[Written task]:
Restate the listing below word for word, omitting any images.

+ + +

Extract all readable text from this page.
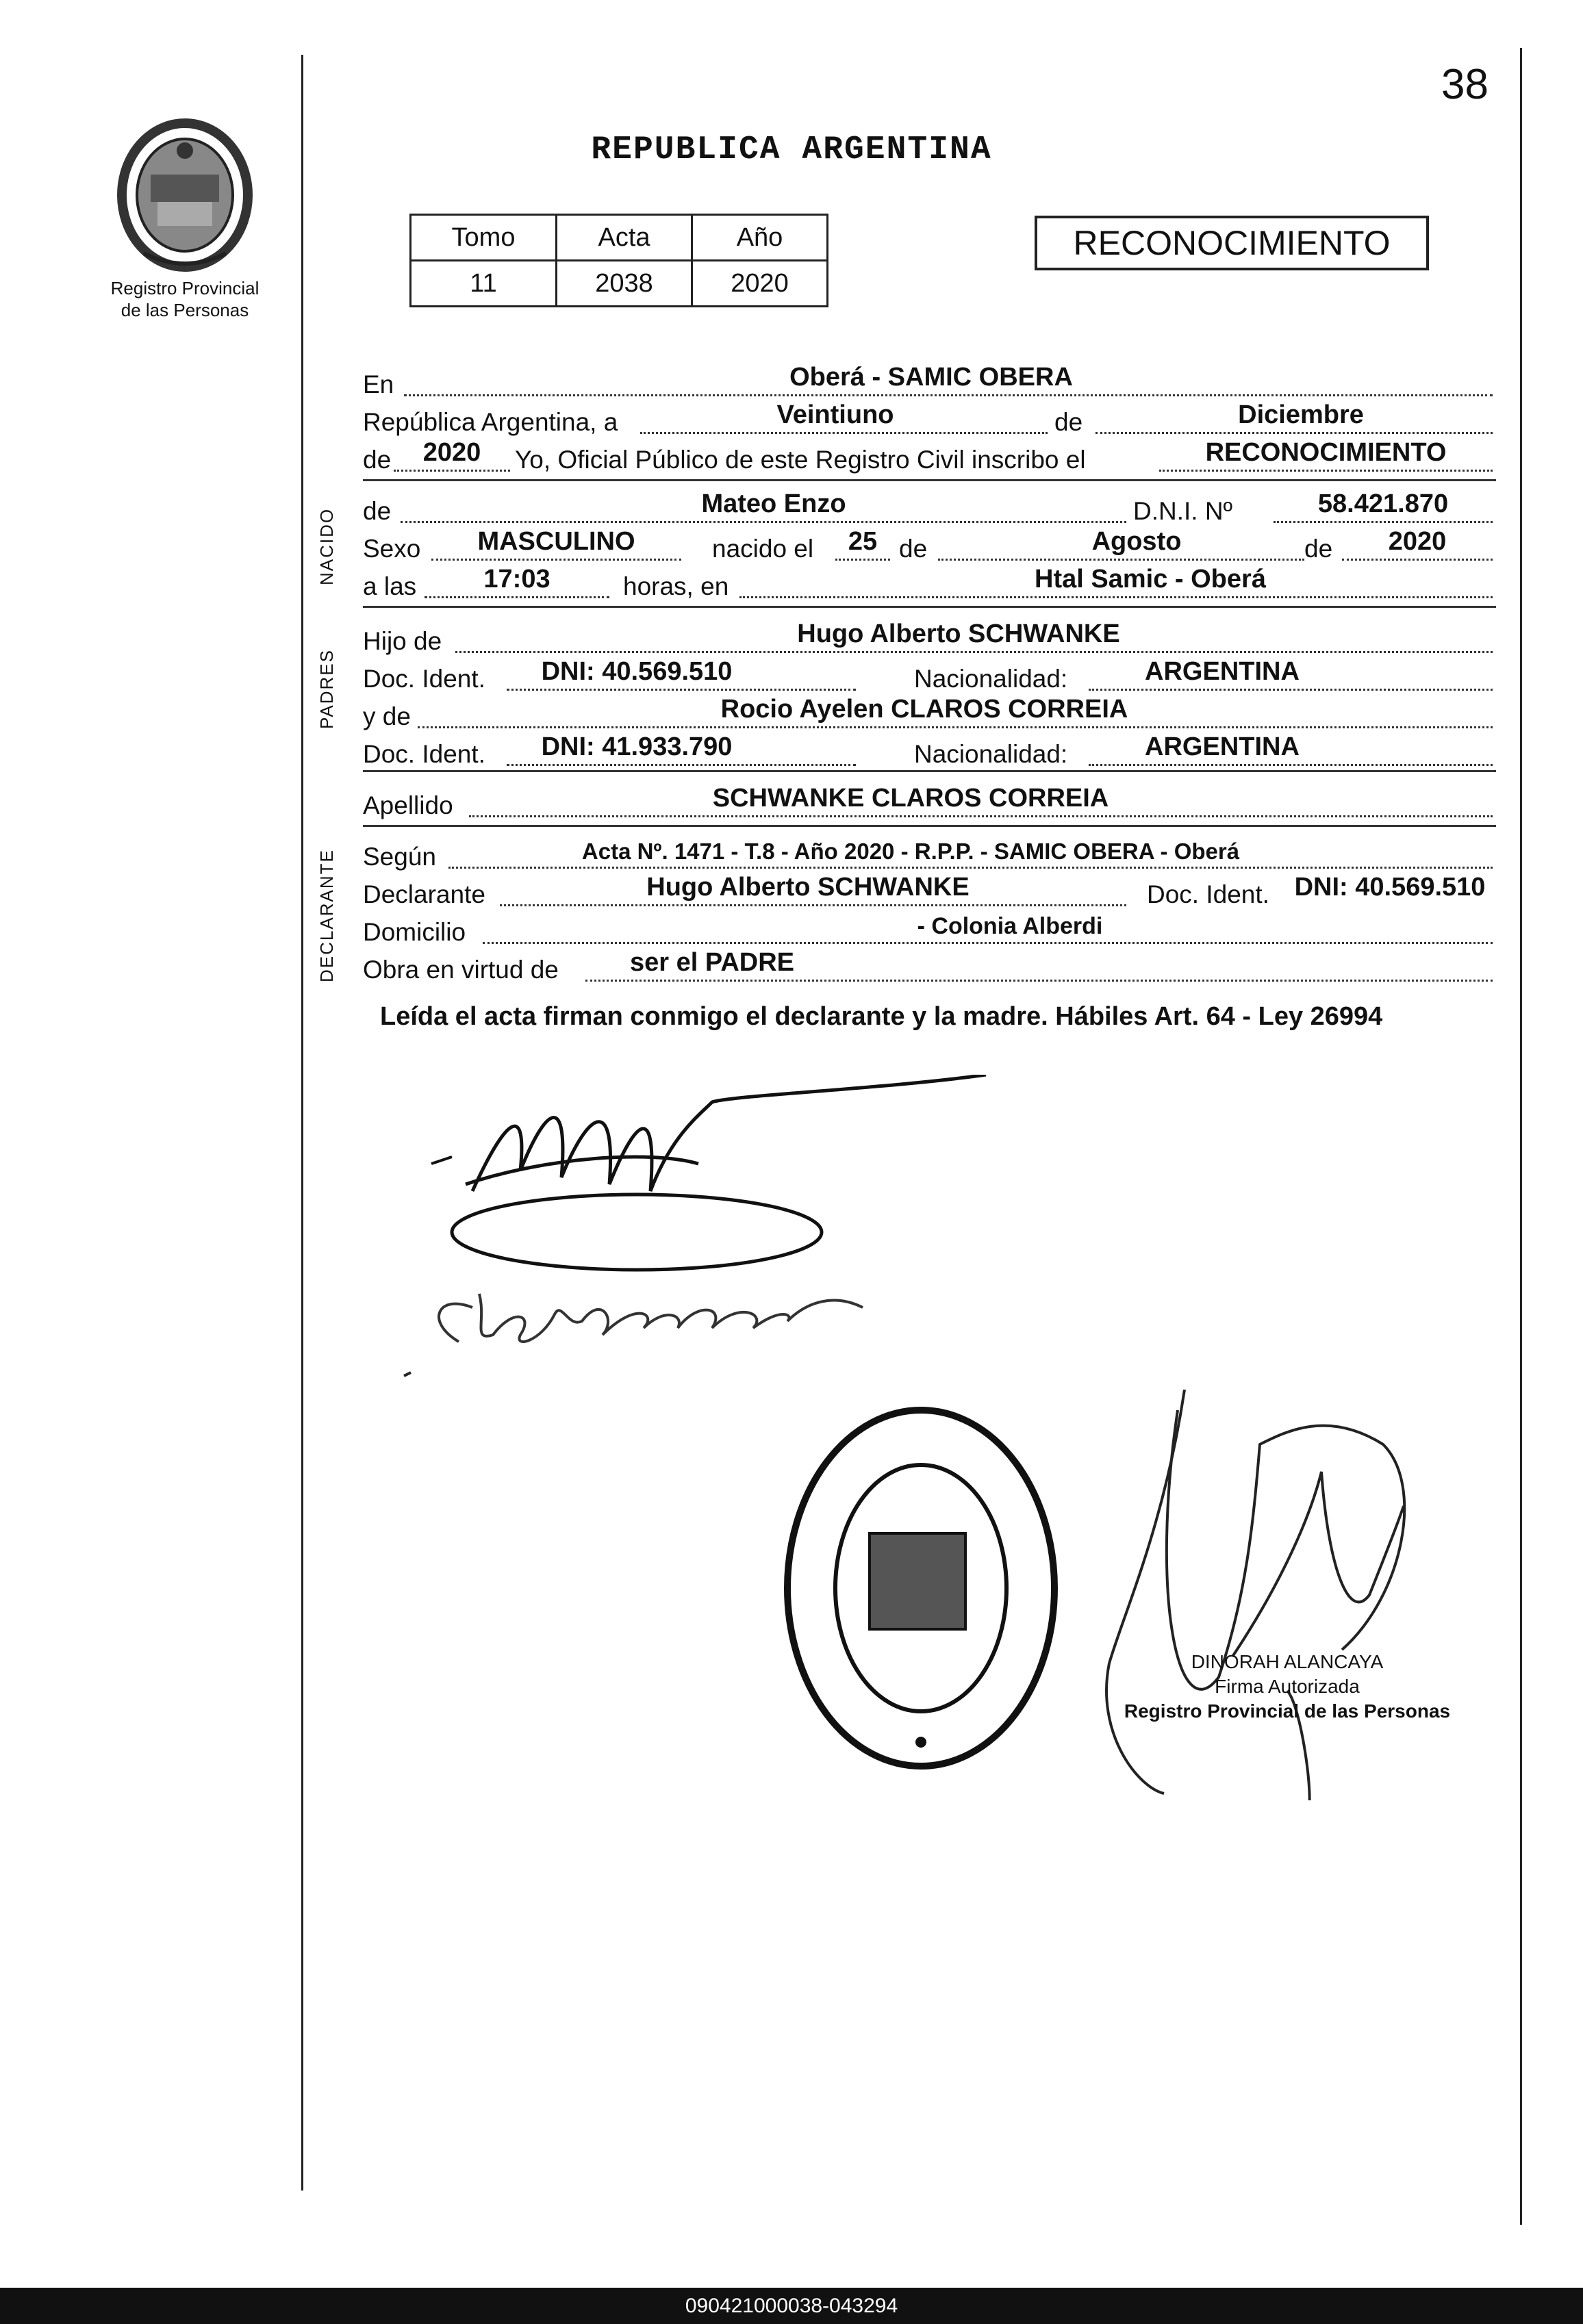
38
REPUBLICA ARGENTINA
Registro Provincial
de las Personas
Tomo	Acta	Año
11	2038	2020
RECONOCIMIENTO
NACIDO
PADRES
DECLARANTE
En	Oberá - SAMIC OBERA
República Argentina, a	Veintiuno	de	Diciembre
de	2020	Yo, Oficial Público de este Registro Civil inscribo el	RECONOCIMIENTO
de	Mateo Enzo	D.N.I. Nº	58.421.870
Sexo	MASCULINO	nacido el	25 de	Agosto	de	2020
a las	17:03	horas, en	Htal Samic - Oberá
Hijo de	Hugo Alberto SCHWANKE
Doc. Ident.	DNI: 40.569.510	Nacionalidad:	ARGENTINA
y de	Rocio Ayelen CLAROS CORREIA
Doc. Ident.	DNI: 41.933.790	Nacionalidad:	ARGENTINA
Apellido	SCHWANKE CLAROS CORREIA
Según	Acta Nº. 1471 - T.8 - Año 2020 - R.P.P. - SAMIC OBERA - Oberá
Declarante	Hugo Alberto SCHWANKE	Doc. Ident. DNI: 40.569.510
Domicilio	- Colonia Alberdi
Obra en virtud de	ser el PADRE
Leída el acta firman conmigo el declarante y la madre. Hábiles Art. 64 - Ley 26994
DINORAH ALANCAYA
Firma Autorizada
Registro Provincial de las Personas
090421000038-043294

+ + +

[Written solution]:
Extract all readable text from this page.
38
REPUBLICA ARGENTINA
Registro Provincial
de las Personas
Tomo	Acta	Año
11	2038	2020
RECONOCIMIENTO
NACIDO
PADRES
DECLARANTE
En	Oberá - SAMIC OBERA
República Argentina, a	Veintiuno	de	Diciembre
de	2020	Yo, Oficial Público de este Registro Civil inscribo el	RECONOCIMIENTO
de	Mateo Enzo	D.N.I. Nº	58.421.870
Sexo	MASCULINO	nacido el	25 de	Agosto	de	2020
a las	17:03	horas, en	Htal Samic - Oberá
Hijo de	Hugo Alberto SCHWANKE
Doc. Ident.	DNI: 40.569.510	Nacionalidad:	ARGENTINA
y de	Rocio Ayelen CLAROS CORREIA
Doc. Ident.	DNI: 41.933.790	Nacionalidad:	ARGENTINA
Apellido	SCHWANKE CLAROS CORREIA
Según	Acta Nº. 1471 - T.8 - Año 2020 - R.P.P. - SAMIC OBERA - Oberá
Declarante	Hugo Alberto SCHWANKE	Doc. Ident. DNI: 40.569.510
Domicilio	- Colonia Alberdi
Obra en virtud de	ser el PADRE
Leída el acta firman conmigo el declarante y la madre. Hábiles Art. 64 - Ley 26994
DINORAH ALANCAYA
Firma Autorizada
Registro Provincial de las Personas
090421000038-043294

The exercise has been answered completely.